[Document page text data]
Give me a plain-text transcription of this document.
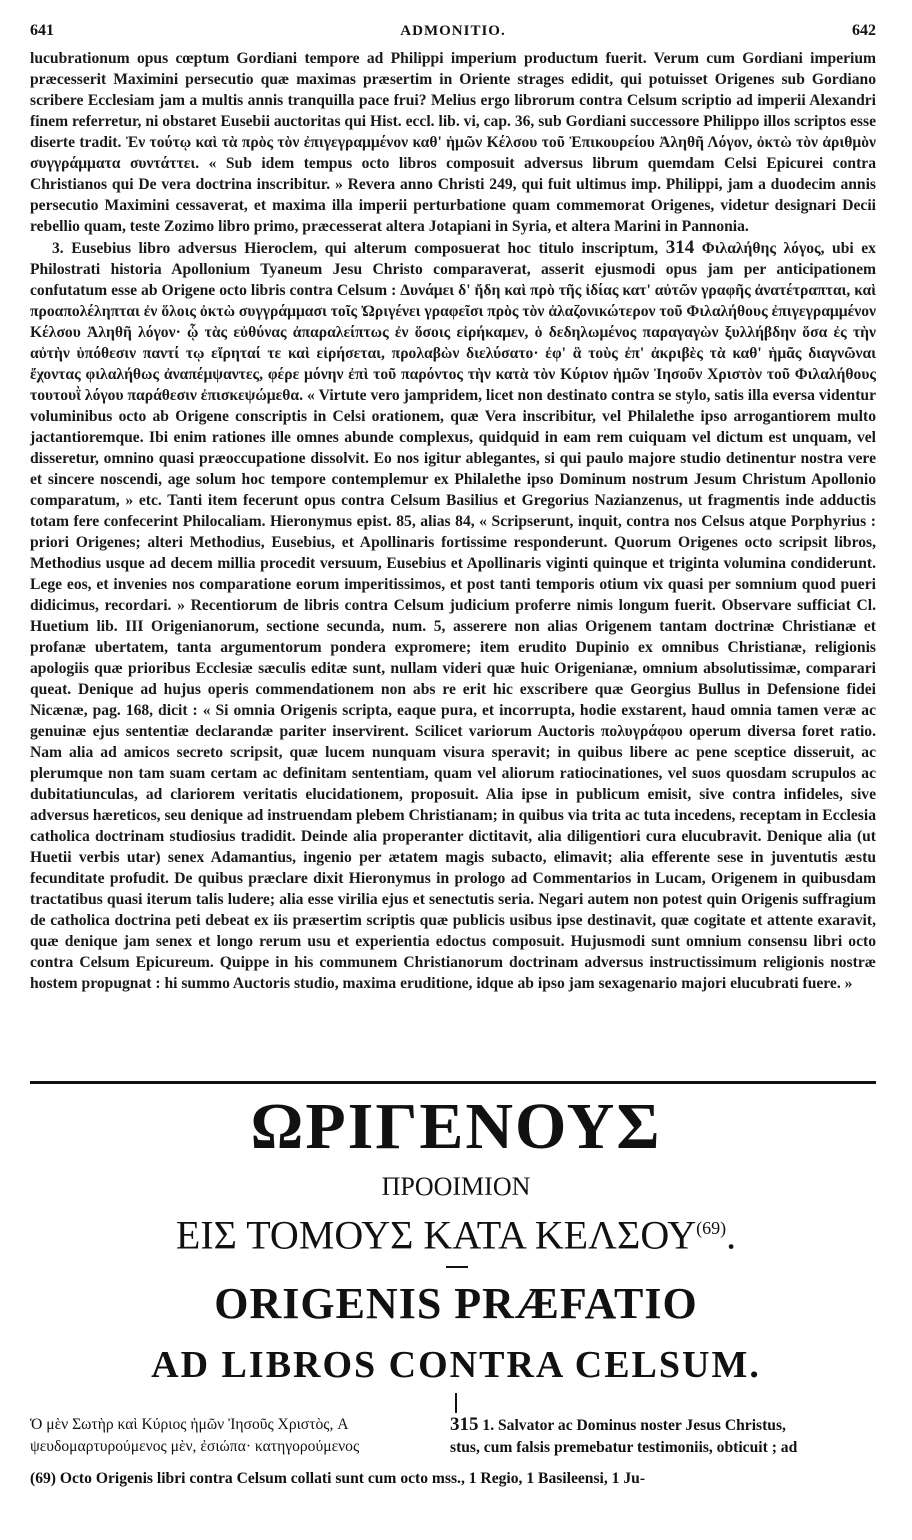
641	ADMONITIO.	642

lucubrationum opus cœptum Gordiani tempore ad Philippi imperium productum fuerit. Verum cum Gordiani imperium præcesserit Maximini persecutio quæ maximas præsertim in Oriente strages edidit, qui potuisset Origenes sub Gordiano scribere Ecclesiam jam a multis annis tranquilla pace frui? Melius ergo librorum contra Celsum scriptio ad imperii Alexandri finem referretur, ni obstaret Eusebii auctoritas qui Hist. eccl. lib. vi, cap. 36, sub Gordiani successore Philippo illos scriptos esse diserte tradit. Ἐν τούτῳ καὶ τὰ πρὸς τὸν ἐπιγεγραμμένον καθ' ἡμῶν Κέλσου τοῦ Ἐπικουρείου Ἀληθῆ Λόγον, ὀκτὼ τὸν ἀριθμὸν συγγράμματα συντάττει. « Sub idem tempus octo libros composuit adversus librum quemdam Celsi Epicurei contra Christianos qui De vera doctrina inscribitur. » Revera anno Christi 249, qui fuit ultimus imp. Philippi, jam a duodecim annis persecutio Maximini cessaverat, et maxima illa imperii perturbatione quam commemorat Origenes, videtur designari Decii rebellio quam, teste Zozimo libro primo, præcesserat altera Jotapiani in Syria, et altera Marini in Pannonia.

3. Eusebius libro adversus Hieroclem, qui alterum composuerat hoc titulo inscriptum, 314 Φιλαλήθης λόγος, ubi ex Philostrati historia Apollonium Tyaneum Jesu Christo comparaverat, asserit ejusmodi opus jam per anticipationem confutatum esse ab Origene octo libris contra Celsum : Δυνάμει δ' ἤδη καὶ πρὸ τῆς ἰδίας κατ' αὐτῶν γραφῆς ἀνατέτραπται, καὶ προαπολέληπται ἐν ὅλοις ὀκτὼ συγγράμμασι τοῖς Ὠριγένει γραφεῖσι πρὸς τὸν ἀλαζονικώτερον τοῦ Φιλαλήθους ἐπιγεγραμμένον Κέλσου Ἀληθῆ λόγον· ᾧ τὰς εὐθύνας ἀπαραλείπτως ἐν ὅσοις εἰρήκαμεν, ὁ δεδηλωμένος παραγαγὼν ξυλλήβδην ὅσα ἐς τὴν αὐτὴν ὑπόθεσιν παντί τῳ εἴρηταί τε καὶ εἰρήσεται, προλαβὼν διελύσατο· ἐφ' ἃ τοὺς ἐπ' ἀκριβὲς τὰ καθ' ἡμᾶς διαγνῶναι ἔχοντας φιλαλήθως ἀναπέμψαντες, φέρε μόνην ἐπὶ τοῦ παρόντος τὴν κατὰ τὸν Κύριον ἡμῶν Ἰησοῦν Χριστὸν τοῦ Φιλαλήθους τουτουῒ λόγου παράθεσιν ἐπισκεψώμεθα. « Virtute vero jampridem, licet non destinato contra se stylo, satis illa eversa videntur voluminibus octo ab Origene conscriptis in Celsi orationem, quæ Vera inscribitur, vel Philalethe ipso arrogantiorem multo jactantioremque. Ibi enim rationes ille omnes abunde complexus, quidquid in eam rem cuiquam vel dictum est unquam, vel disseretur, omnino quasi præoccupatione dissolvit. Eo nos igitur ablegantes, si qui paulo majore studio detinentur nostra vere et sincere noscendi, age solum hoc tempore contemplemur ex Philalethe ipso Dominum nostrum Jesum Christum Apollonio comparatum, » etc. Tanti item fecerunt opus contra Celsum Basilius et Gregorius Nazianzenus, ut fragmentis inde adductis totam fere confecerint Philocaliam. Hieronymus epist. 85, alias 84, « Scripserunt, inquit, contra nos Celsus atque Porphyrius : priori Origenes; alteri Methodius, Eusebius, et Apollinaris fortissime responderunt. Quorum Origenes octo scripsit libros, Methodius usque ad decem millia procedit versuum, Eusebius et Apollinaris viginti quinque et triginta volumina condiderunt. Lege eos, et invenies nos comparatione eorum imperitissimos, et post tanti temporis otium vix quasi per somnium quod pueri didicimus, recordari. » Recentiorum de libris contra Celsum judicium proferre nimis longum fuerit. Observare sufficiat Cl. Huetium lib. III Origenianorum, sectione secunda, num. 5, asserere non alias Origenem tantam doctrinæ Christianæ et profanæ ubertatem, tanta argumentorum pondera expromere; item erudito Dupinio ex omnibus Christianæ, religionis apologiis quæ prioribus Ecclesiæ sæculis editæ sunt, nullam videri quæ huic Origenianæ, omnium absolutissimæ, comparari queat. Denique ad hujus operis commendationem non abs re erit hic exscribere quæ Georgius Bullus in Defensione fidei Nicænæ, pag. 168, dicit : « Si omnia Origenis scripta, eaque pura, et incorrupta, hodie exstarent, haud omnia tamen veræ ac genuinæ ejus sententiæ declarandæ pariter inservirent. Scilicet variorum Auctoris πολυγράφου operum diversa foret ratio. Nam alia ad amicos secreto scripsit, quæ lucem nunquam visura speravit; in quibus libere ac pene sceptice disseruit, ac plerumque non tam suam certam ac definitam sententiam, quam vel aliorum ratiocinationes, vel suos quosdam scrupulos ac dubitatiunculas, ad clariorem veritatis elucidationem, proposuit. Alia ipse in publicum emisit, sive contra infideles, sive adversus hæreticos, seu denique ad instruendam plebem Christianam; in quibus via trita ac tuta incedens, receptam in Ecclesia catholica doctrinam studiosius tradidit. Deinde alia properanter dictitavit, alia diligentiori cura elucubravit. Denique alia (ut Huetii verbis utar) senex Adamantius, ingenio per ætatem magis subacto, elimavit; alia efferente sese in juventutis æstu fecunditate profudit. De quibus præclare dixit Hieronymus in prologo ad Commentarios in Lucam, Origenem in quibusdam tractatibus quasi iterum talis ludere; alia esse virilia ejus et senectutis seria. Negari autem non potest quin Origenis suffragium de catholica doctrina peti debeat ex iis præsertim scriptis quæ publicis usibus ipse destinavit, quæ cogitate et attente exaravit, quæ denique jam senex et longo rerum usu et experientia edoctus composuit. Hujusmodi sunt omnium consensu libri octo contra Celsum Epicureum. Quippe in his communem Christianorum doctrinam adversus instructissimum religionis nostræ hostem propugnat : hi summo Auctoris studio, maxima eruditione, idque ab ipso jam sexagenario majori elucubrati fuere. »

ΩΡΙΓΕΝΟΥΣ
ΠΡΟΟΙΜΙΟΝ
ΕΙΣ ΤΟΜΟΥΣ ΚΑΤΑ ΚΕΛΣΟΥ$^{(69)}$.
ORIGENIS PRÆFATIO
AD LIBROS CONTRA CELSUM.
Ὁ μὲν Σωτὴρ καὶ Κύριος ἡμῶν Ἰησοῦς Χριστὸς, A
ψευδομαρτυρούμενος μὲν, ἐσιώπα· κατηγορούμενος
315 1. Salvator ac Dominus noster Jesus Christus,
stus, cum falsis premebatur testimoniis, obticuit ; ad
(69) Octo Origenis libri contra Celsum collati sunt cum octo mss., 1 Regio, 1 Basileensi, 1 Ju-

● WORK TASK: Could you give all of the data again exactly as written, omitting any pictures?

● RESULT FOR THIS TASK:
Give me a plain-text transcription of this document.
641	ADMONITIO.	642

lucubrationum opus cœptum Gordiani tempore ad Philippi imperium productum fuerit. Verum cum Gordiani imperium præcesserit Maximini persecutio quæ maximas præsertim in Oriente strages edidit, qui potuisset Origenes sub Gordiano scribere Ecclesiam jam a multis annis tranquilla pace frui? Melius ergo librorum contra Celsum scriptio ad imperii Alexandri finem referretur, ni obstaret Eusebii auctoritas qui Hist. eccl. lib. vi, cap. 36, sub Gordiani successore Philippo illos scriptos esse diserte tradit. Ἐν τούτῳ καὶ τὰ πρὸς τὸν ἐπιγεγραμμένον καθ' ἡμῶν Κέλσου τοῦ Ἐπικουρείου Ἀληθῆ Λόγον, ὀκτὼ τὸν ἀριθμὸν συγγράμματα συντάττει. « Sub idem tempus octo libros composuit adversus librum quemdam Celsi Epicurei contra Christianos qui De vera doctrina inscribitur. » Revera anno Christi 249, qui fuit ultimus imp. Philippi, jam a duodecim annis persecutio Maximini cessaverat, et maxima illa imperii perturbatione quam commemorat Origenes, videtur designari Decii rebellio quam, teste Zozimo libro primo, præcesserat altera Jotapiani in Syria, et altera Marini in Pannonia.

3. Eusebius libro adversus Hieroclem, qui alterum composuerat hoc titulo inscriptum, 314 Φιλαλήθης λόγος, ubi ex Philostrati historia Apollonium Tyaneum Jesu Christo comparaverat, asserit ejusmodi opus jam per anticipationem confutatum esse ab Origene octo libris contra Celsum : Δυνάμει δ' ἤδη καὶ πρὸ τῆς ἰδίας κατ' αὐτῶν γραφῆς ἀνατέτραπται, καὶ προαπολέληπται ἐν ὅλοις ὀκτὼ συγγράμμασι τοῖς Ὠριγένει γραφεῖσι πρὸς τὸν ἀλαζονικώτερον τοῦ Φιλαλήθους ἐπιγεγραμμένον Κέλσου Ἀληθῆ λόγον· ᾧ τὰς εὐθύνας ἀπαραλείπτως ἐν ὅσοις εἰρήκαμεν, ὁ δεδηλωμένος παραγαγὼν ξυλλήβδην ὅσα ἐς τὴν αὐτὴν ὑπόθεσιν παντί τῳ εἴρηταί τε καὶ εἰρήσεται, προλαβὼν διελύσατο· ἐφ' ἃ τοὺς ἐπ' ἀκριβὲς τὰ καθ' ἡμᾶς διαγνῶναι ἔχοντας φιλαλήθως ἀναπέμψαντες, φέρε μόνην ἐπὶ τοῦ παρόντος τὴν κατὰ τὸν Κύριον ἡμῶν Ἰησοῦν Χριστὸν τοῦ Φιλαλήθους τουτουῒ λόγου παράθεσιν ἐπισκεψώμεθα. « Virtute vero jampridem, licet non destinato contra se stylo, satis illa eversa videntur voluminibus octo ab Origene conscriptis in Celsi orationem, quæ Vera inscribitur, vel Philalethe ipso arrogantiorem multo jactantioremque. Ibi enim rationes ille omnes abunde complexus, quidquid in eam rem cuiquam vel dictum est unquam, vel disseretur, omnino quasi præoccupatione dissolvit. Eo nos igitur ablegantes, si qui paulo majore studio detinentur nostra vere et sincere noscendi, age solum hoc tempore contemplemur ex Philalethe ipso Dominum nostrum Jesum Christum Apollonio comparatum, » etc. Tanti item fecerunt opus contra Celsum Basilius et Gregorius Nazianzenus, ut fragmentis inde adductis totam fere confecerint Philocaliam. Hieronymus epist. 85, alias 84, « Scripserunt, inquit, contra nos Celsus atque Porphyrius : priori Origenes; alteri Methodius, Eusebius, et Apollinaris fortissime responderunt. Quorum Origenes octo scripsit libros, Methodius usque ad decem millia procedit versuum, Eusebius et Apollinaris viginti quinque et triginta volumina condiderunt. Lege eos, et invenies nos comparatione eorum imperitissimos, et post tanti temporis otium vix quasi per somnium quod pueri didicimus, recordari. » Recentiorum de libris contra Celsum judicium proferre nimis longum fuerit. Observare sufficiat Cl. Huetium lib. III Origenianorum, sectione secunda, num. 5, asserere non alias Origenem tantam doctrinæ Christianæ et profanæ ubertatem, tanta argumentorum pondera expromere; item erudito Dupinio ex omnibus Christianæ, religionis apologiis quæ prioribus Ecclesiæ sæculis editæ sunt, nullam videri quæ huic Origenianæ, omnium absolutissimæ, comparari queat. Denique ad hujus operis commendationem non abs re erit hic exscribere quæ Georgius Bullus in Defensione fidei Nicænæ, pag. 168, dicit : « Si omnia Origenis scripta, eaque pura, et incorrupta, hodie exstarent, haud omnia tamen veræ ac genuinæ ejus sententiæ declarandæ pariter inservirent. Scilicet variorum Auctoris πολυγράφου operum diversa foret ratio. Nam alia ad amicos secreto scripsit, quæ lucem nunquam visura speravit; in quibus libere ac pene sceptice disseruit, ac plerumque non tam suam certam ac definitam sententiam, quam vel aliorum ratiocinationes, vel suos quosdam scrupulos ac dubitatiunculas, ad clariorem veritatis elucidationem, proposuit. Alia ipse in publicum emisit, sive contra infideles, sive adversus hæreticos, seu denique ad instruendam plebem Christianam; in quibus via trita ac tuta incedens, receptam in Ecclesia catholica doctrinam studiosius tradidit. Deinde alia properanter dictitavit, alia diligentiori cura elucubravit. Denique alia (ut Huetii verbis utar) senex Adamantius, ingenio per ætatem magis subacto, elimavit; alia efferente sese in juventutis æstu fecunditate profudit. De quibus præclare dixit Hieronymus in prologo ad Commentarios in Lucam, Origenem in quibusdam tractatibus quasi iterum talis ludere; alia esse virilia ejus et senectutis seria. Negari autem non potest quin Origenis suffragium de catholica doctrina peti debeat ex iis præsertim scriptis quæ publicis usibus ipse destinavit, quæ cogitate et attente exaravit, quæ denique jam senex et longo rerum usu et experientia edoctus composuit. Hujusmodi sunt omnium consensu libri octo contra Celsum Epicureum. Quippe in his communem Christianorum doctrinam adversus instructissimum religionis nostræ hostem propugnat : hi summo Auctoris studio, maxima eruditione, idque ab ipso jam sexagenario majori elucubrati fuere. »

ΩΡΙΓΕΝΟΥΣ
ΠΡΟΟΙΜΙΟΝ
ΕΙΣ ΤΟΜΟΥΣ ΚΑΤΑ ΚΕΛΣΟΥ$^{(69)}$.
ORIGENIS PRÆFATIO
AD LIBROS CONTRA CELSUM.
Ὁ μὲν Σωτὴρ καὶ Κύριος ἡμῶν Ἰησοῦς Χριστὸς, A
ψευδομαρτυρούμενος μὲν, ἐσιώπα· κατηγορούμενος
315 1. Salvator ac Dominus noster Jesus Christus,
stus, cum falsis premebatur testimoniis, obticuit ; ad
(69) Octo Origenis libri contra Celsum collati sunt cum octo mss., 1 Regio, 1 Basileensi, 1 Ju-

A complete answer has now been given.